_AIM:_ Search the data for the string "this" and extract every line where it appears.

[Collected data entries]
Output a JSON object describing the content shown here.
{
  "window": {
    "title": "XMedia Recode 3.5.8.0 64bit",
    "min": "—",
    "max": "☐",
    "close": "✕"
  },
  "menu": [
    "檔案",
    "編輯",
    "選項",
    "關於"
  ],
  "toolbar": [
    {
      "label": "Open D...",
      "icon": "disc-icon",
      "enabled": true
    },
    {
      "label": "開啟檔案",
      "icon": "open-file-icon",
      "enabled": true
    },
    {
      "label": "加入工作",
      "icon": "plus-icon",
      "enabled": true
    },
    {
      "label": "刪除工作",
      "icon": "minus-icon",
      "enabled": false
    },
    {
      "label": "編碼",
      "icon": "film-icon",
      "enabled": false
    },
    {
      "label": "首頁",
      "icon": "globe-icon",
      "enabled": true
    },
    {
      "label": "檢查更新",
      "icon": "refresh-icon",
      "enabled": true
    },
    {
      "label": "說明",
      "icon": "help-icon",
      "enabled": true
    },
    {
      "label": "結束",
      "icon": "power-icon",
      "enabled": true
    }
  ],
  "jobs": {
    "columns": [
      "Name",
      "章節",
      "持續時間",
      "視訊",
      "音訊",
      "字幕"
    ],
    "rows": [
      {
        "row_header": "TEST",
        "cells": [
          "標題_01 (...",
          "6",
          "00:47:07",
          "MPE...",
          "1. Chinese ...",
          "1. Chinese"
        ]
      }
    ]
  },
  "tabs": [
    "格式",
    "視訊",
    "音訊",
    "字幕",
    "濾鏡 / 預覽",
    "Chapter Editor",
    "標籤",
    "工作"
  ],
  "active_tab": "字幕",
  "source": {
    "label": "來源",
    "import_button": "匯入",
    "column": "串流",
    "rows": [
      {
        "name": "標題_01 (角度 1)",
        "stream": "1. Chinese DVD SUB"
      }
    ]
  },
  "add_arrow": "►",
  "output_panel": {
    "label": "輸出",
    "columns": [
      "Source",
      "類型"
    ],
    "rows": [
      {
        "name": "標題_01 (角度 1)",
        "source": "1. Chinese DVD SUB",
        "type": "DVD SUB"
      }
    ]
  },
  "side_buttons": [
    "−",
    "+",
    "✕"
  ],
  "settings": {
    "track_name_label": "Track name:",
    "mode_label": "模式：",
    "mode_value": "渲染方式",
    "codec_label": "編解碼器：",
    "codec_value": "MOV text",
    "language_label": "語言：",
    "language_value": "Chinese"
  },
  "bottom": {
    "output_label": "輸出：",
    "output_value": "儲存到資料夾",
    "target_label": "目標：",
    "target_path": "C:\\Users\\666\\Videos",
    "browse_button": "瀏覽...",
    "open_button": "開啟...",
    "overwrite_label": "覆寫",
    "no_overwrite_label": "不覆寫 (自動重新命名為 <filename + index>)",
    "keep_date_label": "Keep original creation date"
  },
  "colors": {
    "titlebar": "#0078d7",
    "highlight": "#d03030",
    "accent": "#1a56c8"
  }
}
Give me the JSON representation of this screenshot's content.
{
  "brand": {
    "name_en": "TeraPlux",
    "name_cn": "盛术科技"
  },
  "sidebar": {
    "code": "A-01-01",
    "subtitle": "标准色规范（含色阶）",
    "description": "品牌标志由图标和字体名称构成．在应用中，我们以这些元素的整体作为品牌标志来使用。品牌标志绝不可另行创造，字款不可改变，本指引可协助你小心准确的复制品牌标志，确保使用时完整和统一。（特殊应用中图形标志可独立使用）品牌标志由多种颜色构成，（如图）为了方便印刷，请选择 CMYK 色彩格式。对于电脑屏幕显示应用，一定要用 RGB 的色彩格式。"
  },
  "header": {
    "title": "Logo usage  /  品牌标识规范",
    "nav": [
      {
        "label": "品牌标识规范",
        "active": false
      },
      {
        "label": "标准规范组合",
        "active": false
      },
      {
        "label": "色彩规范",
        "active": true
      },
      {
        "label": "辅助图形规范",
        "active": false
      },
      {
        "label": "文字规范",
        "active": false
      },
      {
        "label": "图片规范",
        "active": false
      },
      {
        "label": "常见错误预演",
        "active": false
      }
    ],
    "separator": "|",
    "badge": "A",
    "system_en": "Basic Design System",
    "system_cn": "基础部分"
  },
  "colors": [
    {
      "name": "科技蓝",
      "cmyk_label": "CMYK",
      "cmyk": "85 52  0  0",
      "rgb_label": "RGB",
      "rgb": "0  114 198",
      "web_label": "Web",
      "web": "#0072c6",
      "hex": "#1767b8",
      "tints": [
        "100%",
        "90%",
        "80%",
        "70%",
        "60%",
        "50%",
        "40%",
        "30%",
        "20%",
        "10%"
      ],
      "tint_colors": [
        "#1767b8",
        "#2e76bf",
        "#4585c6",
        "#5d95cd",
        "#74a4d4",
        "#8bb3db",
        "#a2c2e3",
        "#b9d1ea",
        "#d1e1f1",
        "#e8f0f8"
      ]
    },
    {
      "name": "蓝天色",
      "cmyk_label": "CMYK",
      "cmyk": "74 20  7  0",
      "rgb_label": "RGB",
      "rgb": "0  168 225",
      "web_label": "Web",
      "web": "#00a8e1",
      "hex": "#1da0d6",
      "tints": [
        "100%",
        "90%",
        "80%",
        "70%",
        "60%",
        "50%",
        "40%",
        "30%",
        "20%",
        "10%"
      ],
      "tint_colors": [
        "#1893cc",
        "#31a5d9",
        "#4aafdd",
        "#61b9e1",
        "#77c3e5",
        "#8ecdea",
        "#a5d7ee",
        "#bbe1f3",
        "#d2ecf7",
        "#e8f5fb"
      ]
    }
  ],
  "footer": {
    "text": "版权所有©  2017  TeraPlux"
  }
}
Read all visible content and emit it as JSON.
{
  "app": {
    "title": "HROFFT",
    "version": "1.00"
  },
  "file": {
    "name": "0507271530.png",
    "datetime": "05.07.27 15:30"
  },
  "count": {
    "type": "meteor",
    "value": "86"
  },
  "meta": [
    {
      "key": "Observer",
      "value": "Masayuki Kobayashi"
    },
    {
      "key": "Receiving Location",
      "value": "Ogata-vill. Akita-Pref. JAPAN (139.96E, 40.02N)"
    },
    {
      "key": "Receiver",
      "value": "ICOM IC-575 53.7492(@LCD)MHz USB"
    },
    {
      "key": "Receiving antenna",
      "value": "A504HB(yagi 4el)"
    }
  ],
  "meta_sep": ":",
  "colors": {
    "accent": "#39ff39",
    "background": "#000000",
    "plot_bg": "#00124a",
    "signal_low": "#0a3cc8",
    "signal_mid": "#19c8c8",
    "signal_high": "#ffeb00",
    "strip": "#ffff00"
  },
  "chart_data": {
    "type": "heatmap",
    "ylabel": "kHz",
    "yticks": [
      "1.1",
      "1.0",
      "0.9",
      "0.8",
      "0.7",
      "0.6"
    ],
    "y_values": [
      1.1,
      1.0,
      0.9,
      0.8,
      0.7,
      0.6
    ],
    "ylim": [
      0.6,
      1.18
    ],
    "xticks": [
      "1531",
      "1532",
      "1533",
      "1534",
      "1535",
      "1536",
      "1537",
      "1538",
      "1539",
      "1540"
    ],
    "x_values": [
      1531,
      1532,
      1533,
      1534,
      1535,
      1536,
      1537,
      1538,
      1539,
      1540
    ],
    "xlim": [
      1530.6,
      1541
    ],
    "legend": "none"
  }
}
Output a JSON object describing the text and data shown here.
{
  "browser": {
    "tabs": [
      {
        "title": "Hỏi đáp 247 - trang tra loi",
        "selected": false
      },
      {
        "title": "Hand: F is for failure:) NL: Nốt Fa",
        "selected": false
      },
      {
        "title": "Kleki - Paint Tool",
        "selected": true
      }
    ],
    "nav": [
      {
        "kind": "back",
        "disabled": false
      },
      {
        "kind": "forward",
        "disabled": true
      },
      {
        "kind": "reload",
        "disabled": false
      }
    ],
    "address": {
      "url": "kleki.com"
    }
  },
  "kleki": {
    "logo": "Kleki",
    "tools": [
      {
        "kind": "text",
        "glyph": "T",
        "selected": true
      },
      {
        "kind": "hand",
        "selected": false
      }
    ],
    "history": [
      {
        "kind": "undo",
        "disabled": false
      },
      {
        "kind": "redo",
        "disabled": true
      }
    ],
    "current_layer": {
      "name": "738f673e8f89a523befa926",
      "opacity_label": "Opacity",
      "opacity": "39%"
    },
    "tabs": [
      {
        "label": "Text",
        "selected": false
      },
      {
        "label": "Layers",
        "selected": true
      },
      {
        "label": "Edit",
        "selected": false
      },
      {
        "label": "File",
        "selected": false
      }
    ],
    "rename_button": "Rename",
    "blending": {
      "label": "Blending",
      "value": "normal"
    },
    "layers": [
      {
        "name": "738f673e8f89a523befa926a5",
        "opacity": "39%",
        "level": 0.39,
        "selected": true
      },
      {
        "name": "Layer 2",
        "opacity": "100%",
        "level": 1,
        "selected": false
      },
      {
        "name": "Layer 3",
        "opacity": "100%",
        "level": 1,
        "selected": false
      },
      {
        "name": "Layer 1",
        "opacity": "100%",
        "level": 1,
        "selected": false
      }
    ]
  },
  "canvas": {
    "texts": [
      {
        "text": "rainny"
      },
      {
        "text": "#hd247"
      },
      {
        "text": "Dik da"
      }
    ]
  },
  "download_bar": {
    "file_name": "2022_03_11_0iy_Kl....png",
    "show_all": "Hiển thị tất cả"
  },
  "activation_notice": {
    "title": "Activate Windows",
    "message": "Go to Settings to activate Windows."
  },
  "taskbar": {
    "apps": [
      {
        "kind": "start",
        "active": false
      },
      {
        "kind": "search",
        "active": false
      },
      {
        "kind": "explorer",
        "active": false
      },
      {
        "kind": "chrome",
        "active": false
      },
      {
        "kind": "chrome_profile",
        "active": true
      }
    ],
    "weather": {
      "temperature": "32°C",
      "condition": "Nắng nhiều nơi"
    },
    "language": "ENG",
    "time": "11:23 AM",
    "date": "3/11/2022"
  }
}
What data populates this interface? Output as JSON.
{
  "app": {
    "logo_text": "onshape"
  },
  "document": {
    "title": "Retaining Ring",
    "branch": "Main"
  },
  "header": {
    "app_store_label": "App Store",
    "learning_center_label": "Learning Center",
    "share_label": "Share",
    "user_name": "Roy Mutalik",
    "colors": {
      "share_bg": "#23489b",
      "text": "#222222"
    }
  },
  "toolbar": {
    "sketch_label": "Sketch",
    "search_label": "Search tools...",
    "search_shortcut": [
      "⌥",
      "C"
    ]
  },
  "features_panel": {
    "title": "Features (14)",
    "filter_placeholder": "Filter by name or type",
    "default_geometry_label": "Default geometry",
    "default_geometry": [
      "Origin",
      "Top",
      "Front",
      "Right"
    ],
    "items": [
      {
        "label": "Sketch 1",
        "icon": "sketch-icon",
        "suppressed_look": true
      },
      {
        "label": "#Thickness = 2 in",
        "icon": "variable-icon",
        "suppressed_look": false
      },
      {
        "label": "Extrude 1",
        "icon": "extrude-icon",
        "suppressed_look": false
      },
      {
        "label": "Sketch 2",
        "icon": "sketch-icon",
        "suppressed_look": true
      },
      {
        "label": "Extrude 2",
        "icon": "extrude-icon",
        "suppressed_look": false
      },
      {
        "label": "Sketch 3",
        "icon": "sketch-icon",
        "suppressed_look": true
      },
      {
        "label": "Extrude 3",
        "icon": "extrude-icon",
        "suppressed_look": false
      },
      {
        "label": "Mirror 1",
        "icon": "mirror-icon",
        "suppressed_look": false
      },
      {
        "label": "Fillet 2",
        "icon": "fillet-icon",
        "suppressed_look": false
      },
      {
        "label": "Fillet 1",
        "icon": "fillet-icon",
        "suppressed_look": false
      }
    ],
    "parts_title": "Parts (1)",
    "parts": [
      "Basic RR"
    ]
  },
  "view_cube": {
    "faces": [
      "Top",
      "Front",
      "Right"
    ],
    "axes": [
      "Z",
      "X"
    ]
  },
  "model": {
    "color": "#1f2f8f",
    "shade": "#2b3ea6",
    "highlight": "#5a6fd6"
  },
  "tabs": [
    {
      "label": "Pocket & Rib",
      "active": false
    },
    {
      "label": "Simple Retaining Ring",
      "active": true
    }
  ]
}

_OUTPUT:_
Give me the JSON representation of this screenshot's content.
What data populates this interface? Output as JSON.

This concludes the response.